__GIVEN TASK__:
Find the lines holding the word "下列说法中" and collect them.

__DATASET EXTRACT__:
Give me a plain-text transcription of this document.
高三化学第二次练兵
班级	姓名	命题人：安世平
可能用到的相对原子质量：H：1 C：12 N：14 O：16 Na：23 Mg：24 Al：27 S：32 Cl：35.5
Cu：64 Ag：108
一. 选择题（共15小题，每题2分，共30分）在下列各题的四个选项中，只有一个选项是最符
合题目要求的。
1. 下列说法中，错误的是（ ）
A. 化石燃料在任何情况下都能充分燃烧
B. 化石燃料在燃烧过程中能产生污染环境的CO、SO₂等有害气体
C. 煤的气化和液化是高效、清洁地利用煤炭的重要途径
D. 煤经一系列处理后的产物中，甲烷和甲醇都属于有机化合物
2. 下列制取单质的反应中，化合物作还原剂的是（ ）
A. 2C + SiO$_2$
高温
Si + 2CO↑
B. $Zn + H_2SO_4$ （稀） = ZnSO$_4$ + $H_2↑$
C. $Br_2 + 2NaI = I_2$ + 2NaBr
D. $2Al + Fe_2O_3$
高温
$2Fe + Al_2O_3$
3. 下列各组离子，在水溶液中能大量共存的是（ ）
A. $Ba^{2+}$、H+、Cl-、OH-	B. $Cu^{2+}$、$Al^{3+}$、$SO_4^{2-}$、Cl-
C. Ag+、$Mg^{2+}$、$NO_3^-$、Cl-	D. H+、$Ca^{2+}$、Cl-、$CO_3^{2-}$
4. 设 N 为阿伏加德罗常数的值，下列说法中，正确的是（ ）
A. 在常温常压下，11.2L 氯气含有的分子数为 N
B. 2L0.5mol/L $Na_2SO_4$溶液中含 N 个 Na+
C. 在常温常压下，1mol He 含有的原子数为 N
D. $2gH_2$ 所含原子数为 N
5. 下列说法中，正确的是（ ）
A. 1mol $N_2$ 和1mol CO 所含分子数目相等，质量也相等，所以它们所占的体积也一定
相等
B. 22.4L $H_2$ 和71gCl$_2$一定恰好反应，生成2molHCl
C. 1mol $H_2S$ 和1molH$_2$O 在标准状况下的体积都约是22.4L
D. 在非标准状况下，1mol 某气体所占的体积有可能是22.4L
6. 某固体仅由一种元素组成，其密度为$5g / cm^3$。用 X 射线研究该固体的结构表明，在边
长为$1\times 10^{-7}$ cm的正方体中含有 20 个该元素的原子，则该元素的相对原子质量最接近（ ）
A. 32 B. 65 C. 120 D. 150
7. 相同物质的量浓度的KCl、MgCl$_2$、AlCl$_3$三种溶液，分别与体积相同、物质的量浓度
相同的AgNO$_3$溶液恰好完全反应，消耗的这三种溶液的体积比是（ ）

__TASK SOLUTION__:
1. 下列说法中，错误的是（ ）
4. 设 N 为阿伏加德罗常数的值，下列说法中，正确的是（ ）
5. 下列说法中，正确的是（ ）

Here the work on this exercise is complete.